• Work instructions:
Every entry below should be transcribed exactly; pictures stay out of the copy.

• Information supplied:
■ ■ ■ ■ ■ ■ ■
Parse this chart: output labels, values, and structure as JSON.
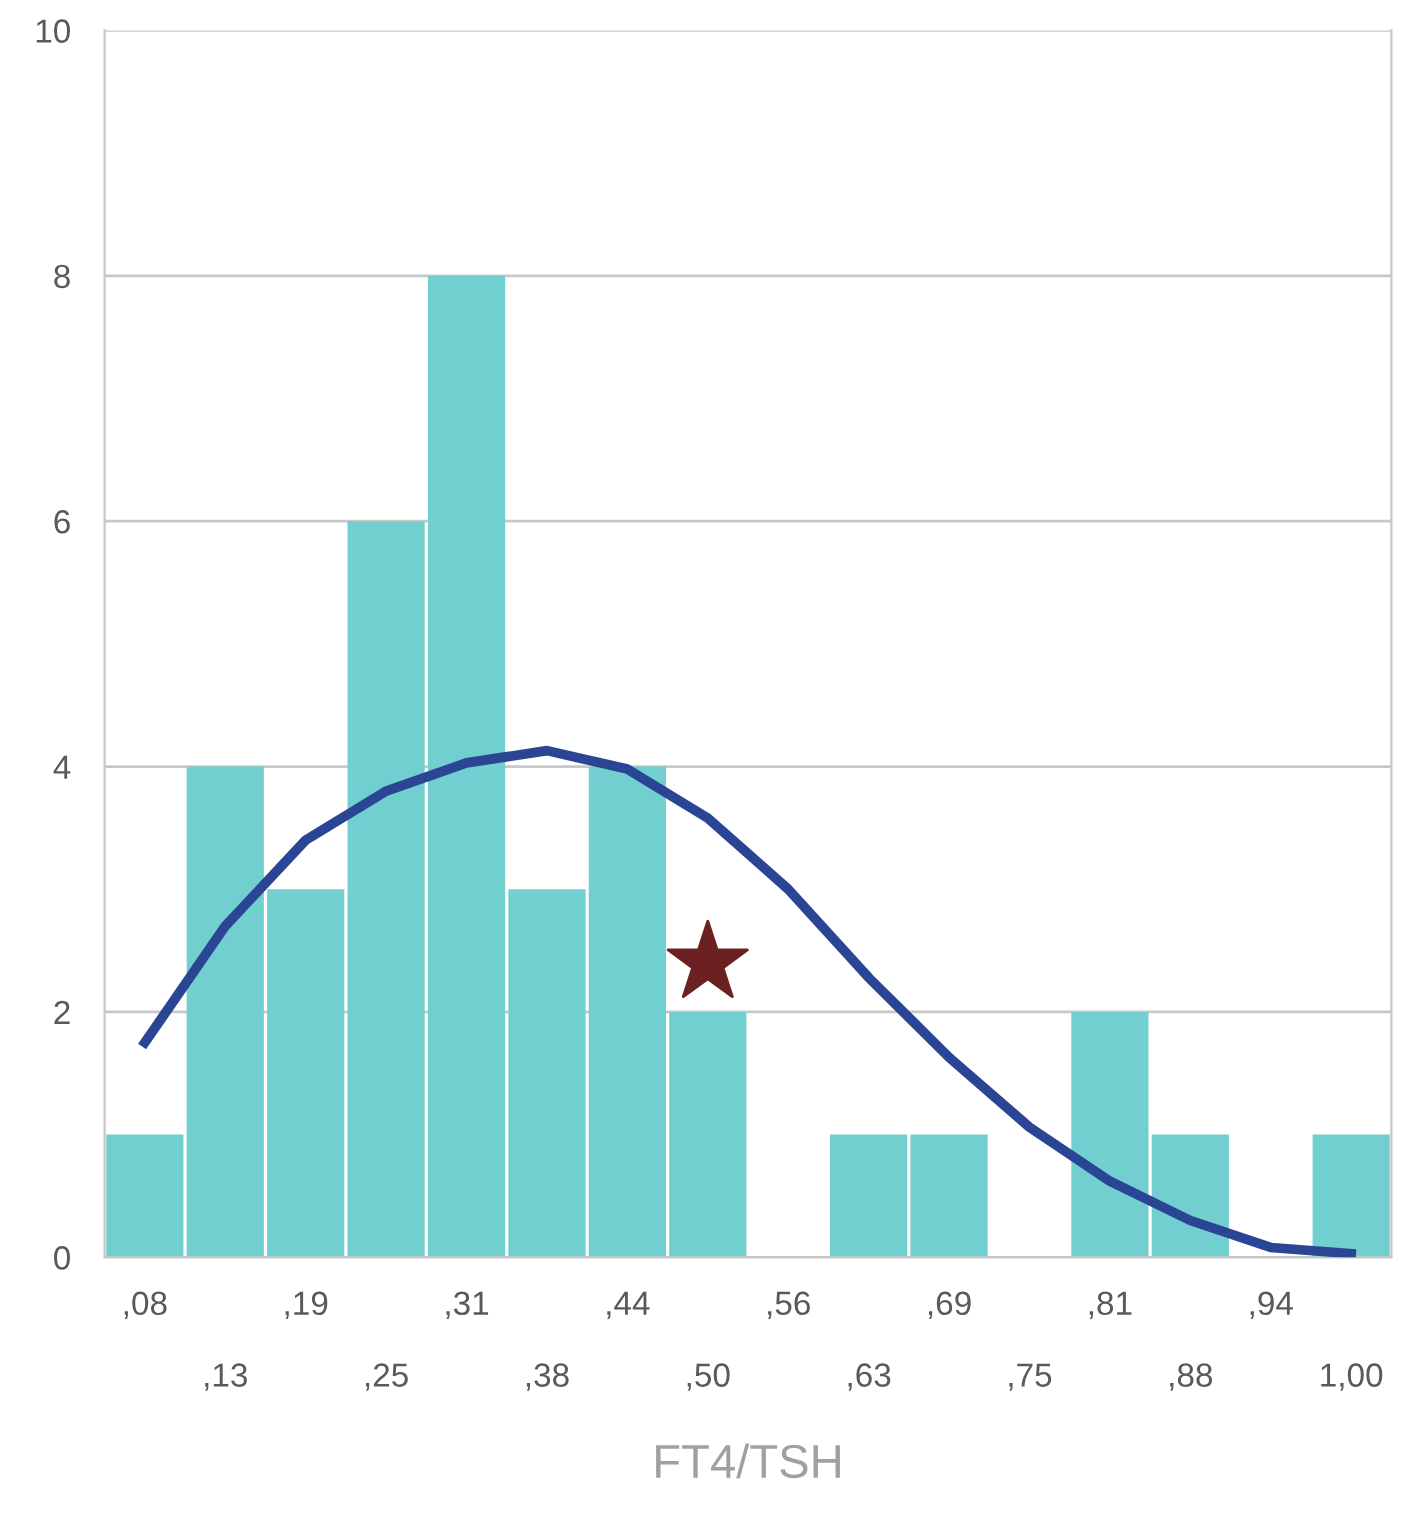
{
  "chart_data": {
    "type": "bar",
    "xlabel": "FT4/TSH",
    "categories": [
      ",08",
      ",13",
      ",19",
      ",25",
      ",31",
      ",38",
      ",44",
      ",50",
      ",56",
      ",63",
      ",69",
      ",75",
      ",81",
      ",88",
      ",94",
      "1,00"
    ],
    "series": [
      {
        "color": "#72cfd0",
        "values": [
          1,
          4,
          3,
          6,
          8,
          3,
          4,
          2,
          0,
          1,
          1,
          0,
          2,
          1,
          0,
          1
        ]
      },
      {
        "type": "line",
        "color": "#2a4593",
        "values": [
          1.75,
          2.7,
          3.4,
          3.8,
          4.03,
          4.13,
          3.98,
          3.58,
          3.0,
          2.28,
          1.63,
          1.06,
          0.62,
          0.3,
          0.08,
          0.03
        ]
      },
      {
        "type": "scatter",
        "color": "#6b2121",
        "marker": "star",
        "x": [
          ",50"
        ],
        "values": [
          2.4
        ]
      }
    ],
    "ylim": [
      0,
      10
    ],
    "yticks": [
      0,
      2,
      4,
      6,
      8,
      10
    ],
    "grid": "y"
  }
}
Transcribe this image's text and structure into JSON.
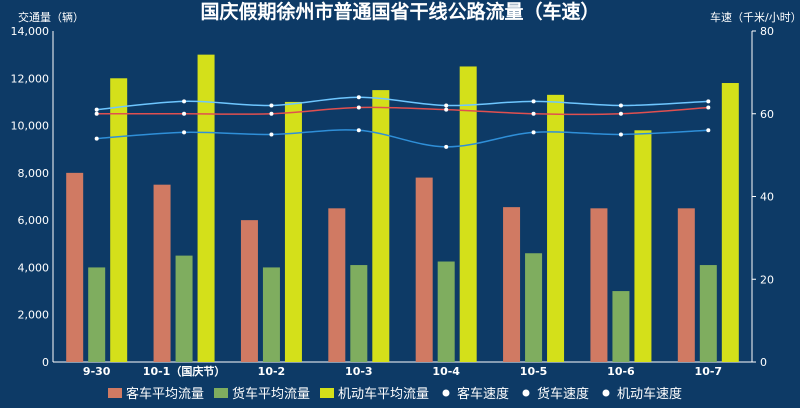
{
  "chart_data": {
    "type": "bar",
    "title": "国庆假期徐州市普通国省干线公路流量（车速）",
    "ylabel_left": "交通量（辆）",
    "ylabel_right": "车速（千米/小时）",
    "ylim_left": [
      0,
      14000
    ],
    "ylim_right": [
      0,
      80
    ],
    "yticks_left": [
      "0",
      "2,000",
      "4,000",
      "6,000",
      "8,000",
      "10,000",
      "12,000",
      "14,000"
    ],
    "yticks_right": [
      "0",
      "20",
      "40",
      "60",
      "80"
    ],
    "categories": [
      "9-30",
      "10-1（国庆节）",
      "10-2",
      "10-3",
      "10-4",
      "10-5",
      "10-6",
      "10-7"
    ],
    "bar_series": [
      {
        "name": "客车平均流量",
        "color": "#d07a63",
        "values": [
          8000,
          7500,
          6000,
          6500,
          7800,
          6550,
          6500,
          6500
        ]
      },
      {
        "name": "货车平均流量",
        "color": "#7fad5f",
        "values": [
          4000,
          4500,
          4000,
          4100,
          4250,
          4600,
          3000,
          4100
        ]
      },
      {
        "name": "机动车平均流量",
        "color": "#d4e01a",
        "values": [
          12000,
          13000,
          11000,
          11500,
          12500,
          11300,
          9800,
          11800
        ]
      }
    ],
    "line_series": [
      {
        "name": "客车速度",
        "color": "#6ec6ff",
        "values": [
          61,
          63,
          62,
          64,
          62,
          63,
          62,
          63
        ]
      },
      {
        "name": "货车速度",
        "color": "#2f8fd8",
        "values": [
          54,
          55.5,
          55,
          56,
          52,
          55.5,
          55,
          56
        ]
      },
      {
        "name": "机动车速度",
        "color": "#e05050",
        "values": [
          60,
          60,
          60,
          61.5,
          61,
          60,
          60,
          61.5
        ]
      }
    ]
  }
}
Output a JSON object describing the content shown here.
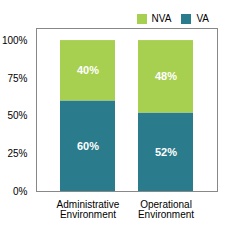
{
  "chart_data": {
    "type": "bar",
    "stacked": true,
    "data_labels": true,
    "grid": false,
    "legend": "upper right",
    "categories": [
      "Administrative\nEnvironment",
      "Operational\nEnvironment"
    ],
    "series": [
      {
        "name": "VA",
        "color": "#2a7b8c",
        "values": [
          60,
          52
        ],
        "value_labels": [
          "60%",
          "52%"
        ]
      },
      {
        "name": "NVA",
        "color": "#a8d050",
        "values": [
          40,
          48
        ],
        "value_labels": [
          "40%",
          "48%"
        ]
      }
    ],
    "ylim": [
      0,
      108
    ],
    "yticks": [
      {
        "value": 0,
        "label": "0%"
      },
      {
        "value": 25,
        "label": "25%"
      },
      {
        "value": 50,
        "label": "50%"
      },
      {
        "value": 75,
        "label": "75%"
      },
      {
        "value": 100,
        "label": "100%"
      }
    ]
  }
}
■ ■ ■ ■ ■ ■ ■
• Result below:
Parse this chart: output labels, values, and structure as JSON.
{
  "chart_data": {
    "type": "bar",
    "xlabel": "FT4/TSH",
    "categories": [
      ",08",
      ",13",
      ",19",
      ",25",
      ",31",
      ",38",
      ",44",
      ",50",
      ",56",
      ",63",
      ",69",
      ",75",
      ",81",
      ",88",
      ",94",
      "1,00"
    ],
    "series": [
      {
        "color": "#72cfd0",
        "values": [
          1,
          4,
          3,
          6,
          8,
          3,
          4,
          2,
          0,
          1,
          1,
          0,
          2,
          1,
          0,
          1
        ]
      },
      {
        "type": "line",
        "color": "#2a4593",
        "values": [
          1.75,
          2.7,
          3.4,
          3.8,
          4.03,
          4.13,
          3.98,
          3.58,
          3.0,
          2.28,
          1.63,
          1.06,
          0.62,
          0.3,
          0.08,
          0.03
        ]
      },
      {
        "type": "scatter",
        "color": "#6b2121",
        "marker": "star",
        "x": [
          ",50"
        ],
        "values": [
          2.4
        ]
      }
    ],
    "ylim": [
      0,
      10
    ],
    "yticks": [
      0,
      2,
      4,
      6,
      8,
      10
    ],
    "grid": "y"
  }
}
Transcribe this image's text and structure into JSON.
{
  "chart_data": {
    "type": "bar",
    "title": "国庆假期徐州市普通国省干线公路流量（车速）",
    "ylabel_left": "交通量（辆）",
    "ylabel_right": "车速（千米/小时）",
    "ylim_left": [
      0,
      14000
    ],
    "ylim_right": [
      0,
      80
    ],
    "yticks_left": [
      "0",
      "2,000",
      "4,000",
      "6,000",
      "8,000",
      "10,000",
      "12,000",
      "14,000"
    ],
    "yticks_right": [
      "0",
      "20",
      "40",
      "60",
      "80"
    ],
    "categories": [
      "9-30",
      "10-1（国庆节）",
      "10-2",
      "10-3",
      "10-4",
      "10-5",
      "10-6",
      "10-7"
    ],
    "bar_series": [
      {
        "name": "客车平均流量",
        "color": "#d07a63",
        "values": [
          8000,
          7500,
          6000,
          6500,
          7800,
          6550,
          6500,
          6500
        ]
      },
      {
        "name": "货车平均流量",
        "color": "#7fad5f",
        "values": [
          4000,
          4500,
          4000,
          4100,
          4250,
          4600,
          3000,
          4100
        ]
      },
      {
        "name": "机动车平均流量",
        "color": "#d4e01a",
        "values": [
          12000,
          13000,
          11000,
          11500,
          12500,
          11300,
          9800,
          11800
        ]
      }
    ],
    "line_series": [
      {
        "name": "客车速度",
        "color": "#6ec6ff",
        "values": [
          61,
          63,
          62,
          64,
          62,
          63,
          62,
          63
        ]
      },
      {
        "name": "货车速度",
        "color": "#2f8fd8",
        "values": [
          54,
          55.5,
          55,
          56,
          52,
          55.5,
          55,
          56
        ]
      },
      {
        "name": "机动车速度",
        "color": "#e05050",
        "values": [
          60,
          60,
          60,
          61.5,
          61,
          60,
          60,
          61.5
        ]
      }
    ]
  }
}
Output a JSON object describing the content shown here.
{
  "chart_data": {
    "type": "bar",
    "stacked": true,
    "data_labels": true,
    "grid": false,
    "legend": "upper right",
    "categories": [
      "Administrative\nEnvironment",
      "Operational\nEnvironment"
    ],
    "series": [
      {
        "name": "VA",
        "color": "#2a7b8c",
        "values": [
          60,
          52
        ],
        "value_labels": [
          "60%",
          "52%"
        ]
      },
      {
        "name": "NVA",
        "color": "#a8d050",
        "values": [
          40,
          48
        ],
        "value_labels": [
          "40%",
          "48%"
        ]
      }
    ],
    "ylim": [
      0,
      108
    ],
    "yticks": [
      {
        "value": 0,
        "label": "0%"
      },
      {
        "value": 25,
        "label": "25%"
      },
      {
        "value": 50,
        "label": "50%"
      },
      {
        "value": 75,
        "label": "75%"
      },
      {
        "value": 100,
        "label": "100%"
      }
    ]
  }
}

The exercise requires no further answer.